* **Task goal**
Word for word, transcribe the lines below and drop the pictures.

* **Provided records**
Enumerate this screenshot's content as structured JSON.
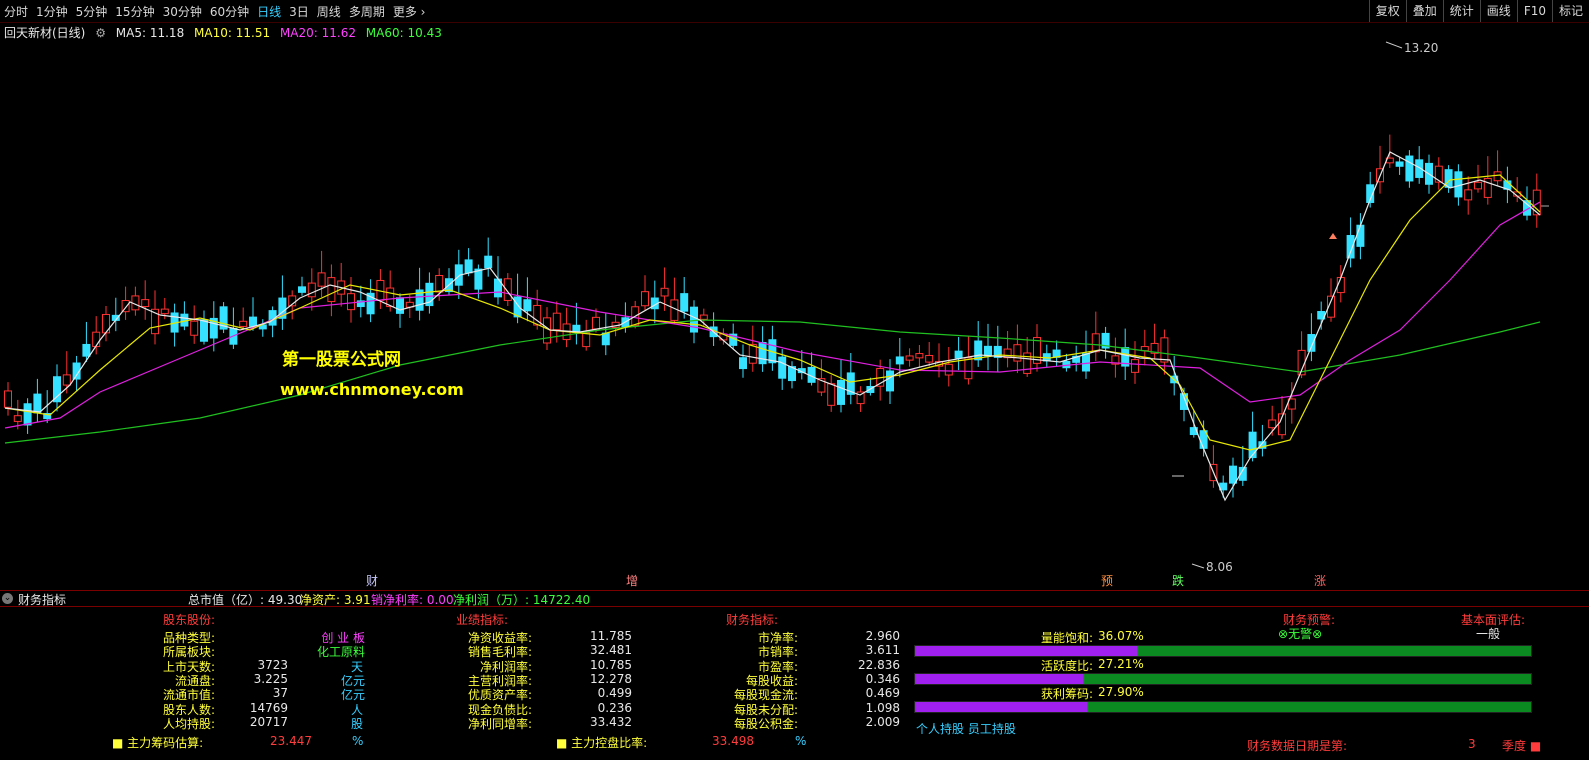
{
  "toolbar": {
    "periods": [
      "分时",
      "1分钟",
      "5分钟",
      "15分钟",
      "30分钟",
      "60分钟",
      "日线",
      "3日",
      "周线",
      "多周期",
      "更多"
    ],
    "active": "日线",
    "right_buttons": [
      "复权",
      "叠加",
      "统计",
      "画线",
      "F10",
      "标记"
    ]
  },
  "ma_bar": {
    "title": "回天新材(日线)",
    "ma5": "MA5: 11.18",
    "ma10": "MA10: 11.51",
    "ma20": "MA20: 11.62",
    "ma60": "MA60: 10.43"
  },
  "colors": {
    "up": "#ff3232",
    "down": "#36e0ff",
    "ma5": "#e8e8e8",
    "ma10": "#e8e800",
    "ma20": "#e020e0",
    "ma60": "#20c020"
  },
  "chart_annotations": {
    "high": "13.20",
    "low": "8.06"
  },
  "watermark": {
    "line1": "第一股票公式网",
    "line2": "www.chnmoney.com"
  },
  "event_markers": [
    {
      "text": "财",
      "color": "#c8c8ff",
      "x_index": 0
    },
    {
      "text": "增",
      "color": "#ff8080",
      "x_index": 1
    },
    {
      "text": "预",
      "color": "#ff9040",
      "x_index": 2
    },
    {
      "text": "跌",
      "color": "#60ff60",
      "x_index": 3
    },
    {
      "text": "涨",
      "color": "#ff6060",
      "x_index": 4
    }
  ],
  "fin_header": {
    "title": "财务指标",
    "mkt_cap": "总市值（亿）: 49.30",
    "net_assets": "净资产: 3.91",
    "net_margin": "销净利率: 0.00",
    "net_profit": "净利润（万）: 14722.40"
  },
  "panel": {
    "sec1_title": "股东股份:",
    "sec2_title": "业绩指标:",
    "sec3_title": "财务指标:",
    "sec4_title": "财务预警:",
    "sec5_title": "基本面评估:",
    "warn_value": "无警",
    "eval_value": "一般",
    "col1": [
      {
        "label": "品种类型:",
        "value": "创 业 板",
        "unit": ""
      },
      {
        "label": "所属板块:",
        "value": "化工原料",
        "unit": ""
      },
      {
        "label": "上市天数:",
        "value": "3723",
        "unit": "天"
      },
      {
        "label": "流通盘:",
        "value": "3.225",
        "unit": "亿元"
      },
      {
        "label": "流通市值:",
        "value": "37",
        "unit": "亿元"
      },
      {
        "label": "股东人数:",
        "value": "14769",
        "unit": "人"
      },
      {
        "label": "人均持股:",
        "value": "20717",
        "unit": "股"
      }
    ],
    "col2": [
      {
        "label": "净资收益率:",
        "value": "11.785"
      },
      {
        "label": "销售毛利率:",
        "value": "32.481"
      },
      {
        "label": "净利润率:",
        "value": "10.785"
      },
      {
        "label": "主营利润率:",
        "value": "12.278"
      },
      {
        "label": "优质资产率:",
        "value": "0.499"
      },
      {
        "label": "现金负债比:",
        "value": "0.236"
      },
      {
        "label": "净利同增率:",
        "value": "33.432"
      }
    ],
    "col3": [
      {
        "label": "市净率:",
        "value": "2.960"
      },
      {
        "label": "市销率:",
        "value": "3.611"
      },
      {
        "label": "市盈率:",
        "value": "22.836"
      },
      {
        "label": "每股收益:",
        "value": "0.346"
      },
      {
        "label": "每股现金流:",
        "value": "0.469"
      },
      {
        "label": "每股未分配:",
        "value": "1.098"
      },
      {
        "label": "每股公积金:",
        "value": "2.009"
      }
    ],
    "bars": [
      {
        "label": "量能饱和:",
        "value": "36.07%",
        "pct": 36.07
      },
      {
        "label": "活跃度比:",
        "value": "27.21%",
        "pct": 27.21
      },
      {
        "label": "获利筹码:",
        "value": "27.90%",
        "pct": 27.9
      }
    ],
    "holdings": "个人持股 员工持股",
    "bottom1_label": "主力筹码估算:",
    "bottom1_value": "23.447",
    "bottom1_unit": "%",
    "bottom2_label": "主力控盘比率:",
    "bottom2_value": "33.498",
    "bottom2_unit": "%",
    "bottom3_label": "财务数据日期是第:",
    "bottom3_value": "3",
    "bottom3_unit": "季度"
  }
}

* **Reply**
Enumerate this screenshot's content as structured JSON.
{
  "toolbar": {
    "periods": [
      "分时",
      "1分钟",
      "5分钟",
      "15分钟",
      "30分钟",
      "60分钟",
      "日线",
      "3日",
      "周线",
      "多周期",
      "更多"
    ],
    "active": "日线",
    "right_buttons": [
      "复权",
      "叠加",
      "统计",
      "画线",
      "F10",
      "标记"
    ]
  },
  "ma_bar": {
    "title": "回天新材(日线)",
    "ma5": "MA5: 11.18",
    "ma10": "MA10: 11.51",
    "ma20": "MA20: 11.62",
    "ma60": "MA60: 10.43"
  },
  "colors": {
    "up": "#ff3232",
    "down": "#36e0ff",
    "ma5": "#e8e8e8",
    "ma10": "#e8e800",
    "ma20": "#e020e0",
    "ma60": "#20c020"
  },
  "chart_annotations": {
    "high": "13.20",
    "low": "8.06"
  },
  "watermark": {
    "line1": "第一股票公式网",
    "line2": "www.chnmoney.com"
  },
  "event_markers": [
    {
      "text": "财",
      "color": "#c8c8ff",
      "x_index": 0
    },
    {
      "text": "增",
      "color": "#ff8080",
      "x_index": 1
    },
    {
      "text": "预",
      "color": "#ff9040",
      "x_index": 2
    },
    {
      "text": "跌",
      "color": "#60ff60",
      "x_index": 3
    },
    {
      "text": "涨",
      "color": "#ff6060",
      "x_index": 4
    }
  ],
  "fin_header": {
    "title": "财务指标",
    "mkt_cap": "总市值（亿）: 49.30",
    "net_assets": "净资产: 3.91",
    "net_margin": "销净利率: 0.00",
    "net_profit": "净利润（万）: 14722.40"
  },
  "panel": {
    "sec1_title": "股东股份:",
    "sec2_title": "业绩指标:",
    "sec3_title": "财务指标:",
    "sec4_title": "财务预警:",
    "sec5_title": "基本面评估:",
    "warn_value": "无警",
    "eval_value": "一般",
    "col1": [
      {
        "label": "品种类型:",
        "value": "创 业 板",
        "unit": ""
      },
      {
        "label": "所属板块:",
        "value": "化工原料",
        "unit": ""
      },
      {
        "label": "上市天数:",
        "value": "3723",
        "unit": "天"
      },
      {
        "label": "流通盘:",
        "value": "3.225",
        "unit": "亿元"
      },
      {
        "label": "流通市值:",
        "value": "37",
        "unit": "亿元"
      },
      {
        "label": "股东人数:",
        "value": "14769",
        "unit": "人"
      },
      {
        "label": "人均持股:",
        "value": "20717",
        "unit": "股"
      }
    ],
    "col2": [
      {
        "label": "净资收益率:",
        "value": "11.785"
      },
      {
        "label": "销售毛利率:",
        "value": "32.481"
      },
      {
        "label": "净利润率:",
        "value": "10.785"
      },
      {
        "label": "主营利润率:",
        "value": "12.278"
      },
      {
        "label": "优质资产率:",
        "value": "0.499"
      },
      {
        "label": "现金负债比:",
        "value": "0.236"
      },
      {
        "label": "净利同增率:",
        "value": "33.432"
      }
    ],
    "col3": [
      {
        "label": "市净率:",
        "value": "2.960"
      },
      {
        "label": "市销率:",
        "value": "3.611"
      },
      {
        "label": "市盈率:",
        "value": "22.836"
      },
      {
        "label": "每股收益:",
        "value": "0.346"
      },
      {
        "label": "每股现金流:",
        "value": "0.469"
      },
      {
        "label": "每股未分配:",
        "value": "1.098"
      },
      {
        "label": "每股公积金:",
        "value": "2.009"
      }
    ],
    "bars": [
      {
        "label": "量能饱和:",
        "value": "36.07%",
        "pct": 36.07
      },
      {
        "label": "活跃度比:",
        "value": "27.21%",
        "pct": 27.21
      },
      {
        "label": "获利筹码:",
        "value": "27.90%",
        "pct": 27.9
      }
    ],
    "holdings": "个人持股 员工持股",
    "bottom1_label": "主力筹码估算:",
    "bottom1_value": "23.447",
    "bottom1_unit": "%",
    "bottom2_label": "主力控盘比率:",
    "bottom2_value": "33.498",
    "bottom2_unit": "%",
    "bottom3_label": "财务数据日期是第:",
    "bottom3_value": "3",
    "bottom3_unit": "季度"
  }
}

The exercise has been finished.